◆ Given task ◆
Repeat each entry word for word. Leave any images out of the copy.
— start of Provided records —
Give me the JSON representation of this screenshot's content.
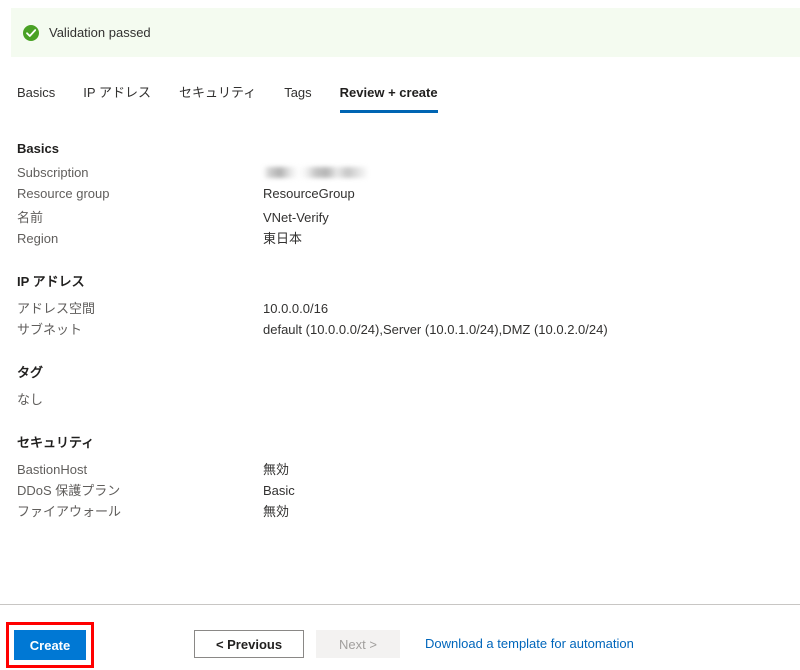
{
  "banner": {
    "icon": "success-check-icon",
    "text": "Validation passed",
    "background": "#f4fbf0",
    "icon_color": "#49a125"
  },
  "tabs": [
    {
      "label": "Basics",
      "selected": false
    },
    {
      "label": "IP アドレス",
      "selected": false
    },
    {
      "label": "セキュリティ",
      "selected": false
    },
    {
      "label": "Tags",
      "selected": false
    },
    {
      "label": "Review + create",
      "selected": true
    }
  ],
  "accent_color": "#0065b3",
  "sections": [
    {
      "title": "Basics",
      "rows": [
        {
          "label": "Subscription",
          "value": "",
          "redacted": true
        },
        {
          "label": "Resource group",
          "value": "ResourceGroup",
          "redacted": false
        },
        {
          "label": "名前",
          "value": "VNet-Verify",
          "redacted": false
        },
        {
          "label": "Region",
          "value": "東日本",
          "redacted": false
        }
      ]
    },
    {
      "title": "IP アドレス",
      "rows": [
        {
          "label": "アドレス空間",
          "value": "10.0.0.0/16",
          "redacted": false
        },
        {
          "label": "サブネット",
          "value": "default (10.0.0.0/24),Server (10.0.1.0/24),DMZ (10.0.2.0/24)",
          "redacted": false
        }
      ]
    },
    {
      "title": "タグ",
      "rows": [
        {
          "label": "なし",
          "value": "",
          "redacted": false
        }
      ]
    },
    {
      "title": "セキュリティ",
      "rows": [
        {
          "label": "BastionHost",
          "value": "無効",
          "redacted": false
        },
        {
          "label": "DDoS 保護プラン",
          "value": "Basic",
          "redacted": false
        },
        {
          "label": "ファイアウォール",
          "value": "無効",
          "redacted": false
        }
      ]
    }
  ],
  "footer": {
    "create_label": "Create",
    "previous_label": "< Previous",
    "next_label": "Next >",
    "next_disabled": true,
    "download_link_label": "Download a template for automation",
    "link_color": "#0066bb",
    "create_color": "#0078d4",
    "annotation_color": "#ff0000"
  }
}
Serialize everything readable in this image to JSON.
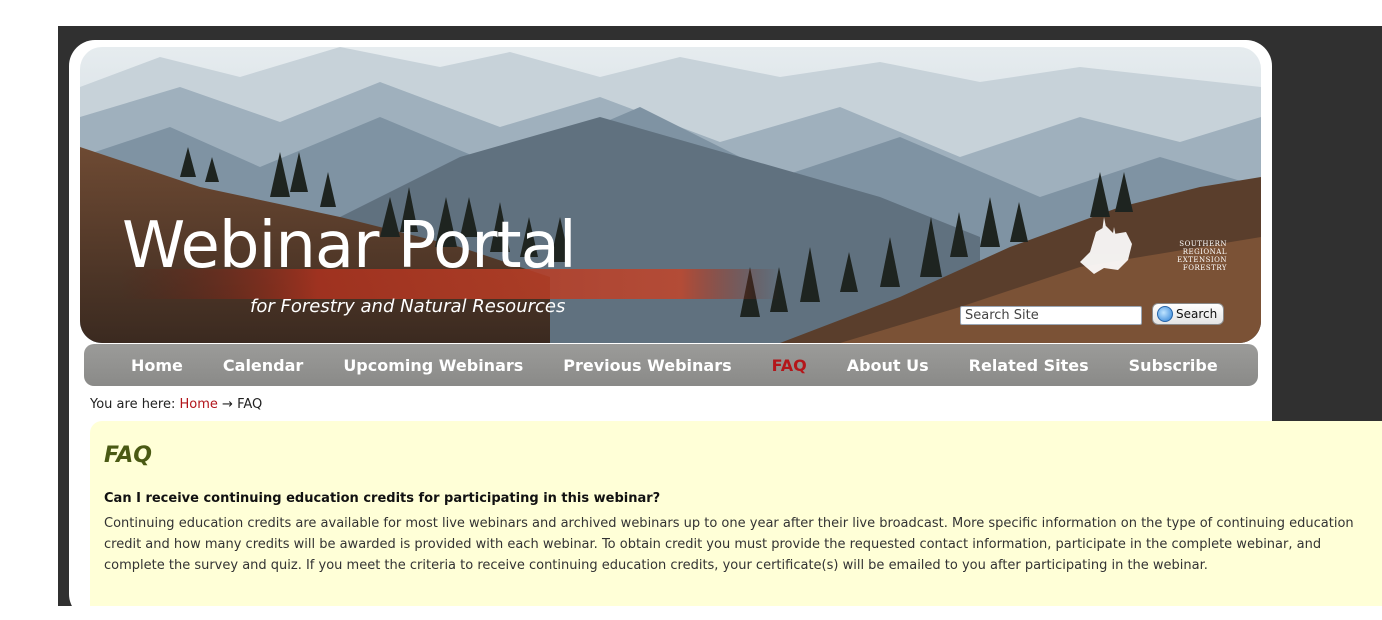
{
  "header": {
    "title": "Webinar Portal",
    "subtitle": "for Forestry and Natural Resources",
    "logo_lines": [
      "SOUTHERN",
      "REGIONAL",
      "EXTENSION",
      "FORESTRY"
    ]
  },
  "search": {
    "placeholder": "Search Site",
    "button_label": "Search"
  },
  "nav": {
    "items": [
      {
        "label": "Home",
        "active": false
      },
      {
        "label": "Calendar",
        "active": false
      },
      {
        "label": "Upcoming Webinars",
        "active": false
      },
      {
        "label": "Previous Webinars",
        "active": false
      },
      {
        "label": "FAQ",
        "active": true
      },
      {
        "label": "About Us",
        "active": false
      },
      {
        "label": "Related Sites",
        "active": false
      },
      {
        "label": "Subscribe",
        "active": false
      }
    ]
  },
  "breadcrumb": {
    "prefix": "You are here:",
    "home": "Home",
    "separator": "→",
    "current": "FAQ"
  },
  "main": {
    "heading": "FAQ",
    "question": "Can I receive continuing education credits for participating in this webinar?",
    "answer": "Continuing education credits are available for most live webinars and archived webinars up to one year after their live broadcast. More specific information on the type of continuing education credit and how many credits will be awarded is provided with each webinar. To obtain credit you must provide the requested contact information, participate in the complete webinar, and complete the survey and quiz. If you meet the criteria to receive continuing education credits, your certificate(s) will be emailed to you after participating in the webinar."
  },
  "colors": {
    "accent_red": "#b4161a",
    "nav_gray": "#949492",
    "content_bg": "#ffffd7",
    "heading_olive": "#4a5a14"
  }
}
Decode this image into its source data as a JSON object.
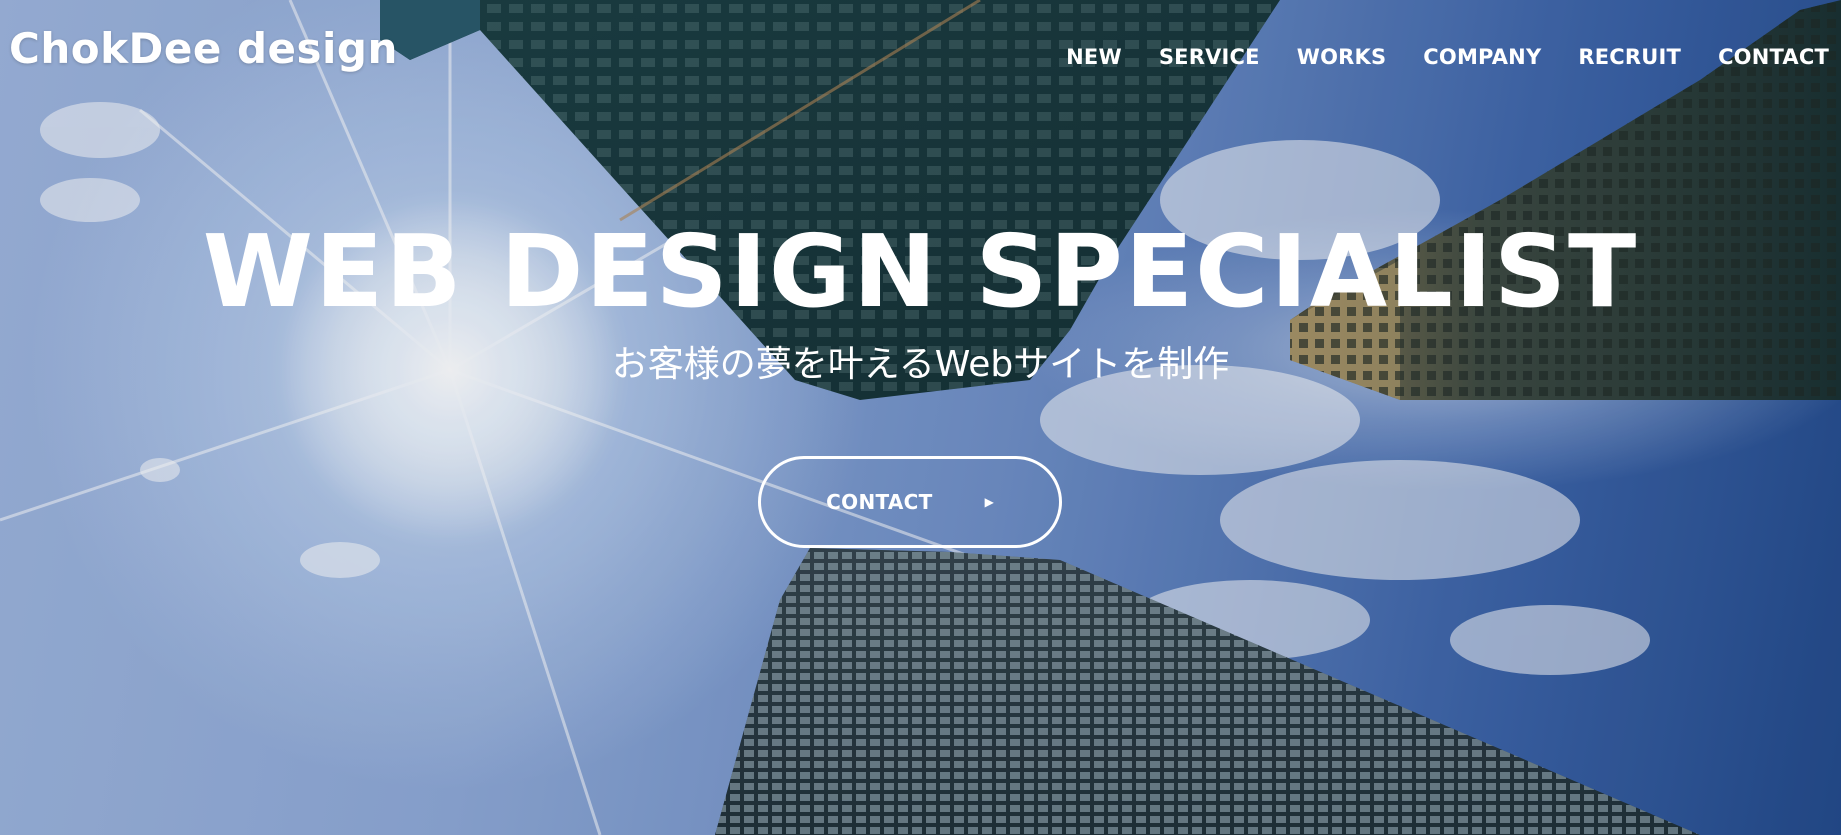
— end of Provided records —
◆ Output below ◆
Give me the JSON representation of this screenshot's content.
{
  "banner": {
    "icon": "success-check-icon",
    "text": "Validation passed",
    "background": "#f4fbf0",
    "icon_color": "#49a125"
  },
  "tabs": [
    {
      "label": "Basics",
      "selected": false
    },
    {
      "label": "IP アドレス",
      "selected": false
    },
    {
      "label": "セキュリティ",
      "selected": false
    },
    {
      "label": "Tags",
      "selected": false
    },
    {
      "label": "Review + create",
      "selected": true
    }
  ],
  "accent_color": "#0065b3",
  "sections": [
    {
      "title": "Basics",
      "rows": [
        {
          "label": "Subscription",
          "value": "",
          "redacted": true
        },
        {
          "label": "Resource group",
          "value": "ResourceGroup",
          "redacted": false
        },
        {
          "label": "名前",
          "value": "VNet-Verify",
          "redacted": false
        },
        {
          "label": "Region",
          "value": "東日本",
          "redacted": false
        }
      ]
    },
    {
      "title": "IP アドレス",
      "rows": [
        {
          "label": "アドレス空間",
          "value": "10.0.0.0/16",
          "redacted": false
        },
        {
          "label": "サブネット",
          "value": "default (10.0.0.0/24),Server (10.0.1.0/24),DMZ (10.0.2.0/24)",
          "redacted": false
        }
      ]
    },
    {
      "title": "タグ",
      "rows": [
        {
          "label": "なし",
          "value": "",
          "redacted": false
        }
      ]
    },
    {
      "title": "セキュリティ",
      "rows": [
        {
          "label": "BastionHost",
          "value": "無効",
          "redacted": false
        },
        {
          "label": "DDoS 保護プラン",
          "value": "Basic",
          "redacted": false
        },
        {
          "label": "ファイアウォール",
          "value": "無効",
          "redacted": false
        }
      ]
    }
  ],
  "footer": {
    "create_label": "Create",
    "previous_label": "< Previous",
    "next_label": "Next >",
    "next_disabled": true,
    "download_link_label": "Download a template for automation",
    "link_color": "#0066bb",
    "create_color": "#0078d4",
    "annotation_color": "#ff0000"
  }
}
Serialize everything readable in this image to JSON.
{
  "header": {
    "title": "Webinar Portal",
    "subtitle": "for Forestry and Natural Resources",
    "logo_lines": [
      "SOUTHERN",
      "REGIONAL",
      "EXTENSION",
      "FORESTRY"
    ]
  },
  "search": {
    "placeholder": "Search Site",
    "button_label": "Search"
  },
  "nav": {
    "items": [
      {
        "label": "Home",
        "active": false
      },
      {
        "label": "Calendar",
        "active": false
      },
      {
        "label": "Upcoming Webinars",
        "active": false
      },
      {
        "label": "Previous Webinars",
        "active": false
      },
      {
        "label": "FAQ",
        "active": true
      },
      {
        "label": "About Us",
        "active": false
      },
      {
        "label": "Related Sites",
        "active": false
      },
      {
        "label": "Subscribe",
        "active": false
      }
    ]
  },
  "breadcrumb": {
    "prefix": "You are here:",
    "home": "Home",
    "separator": "→",
    "current": "FAQ"
  },
  "main": {
    "heading": "FAQ",
    "question": "Can I receive continuing education credits for participating in this webinar?",
    "answer": "Continuing education credits are available for most live webinars and archived webinars up to one year after their live broadcast. More specific information on the type of continuing education credit and how many credits will be awarded is provided with each webinar. To obtain credit you must provide the requested contact information, participate in the complete webinar, and complete the survey and quiz. If you meet the criteria to receive continuing education credits, your certificate(s) will be emailed to you after participating in the webinar."
  },
  "colors": {
    "accent_red": "#b4161a",
    "nav_gray": "#949492",
    "content_bg": "#ffffd7",
    "heading_olive": "#4a5a14"
  }
}
Decode this image into its source data as a JSON object.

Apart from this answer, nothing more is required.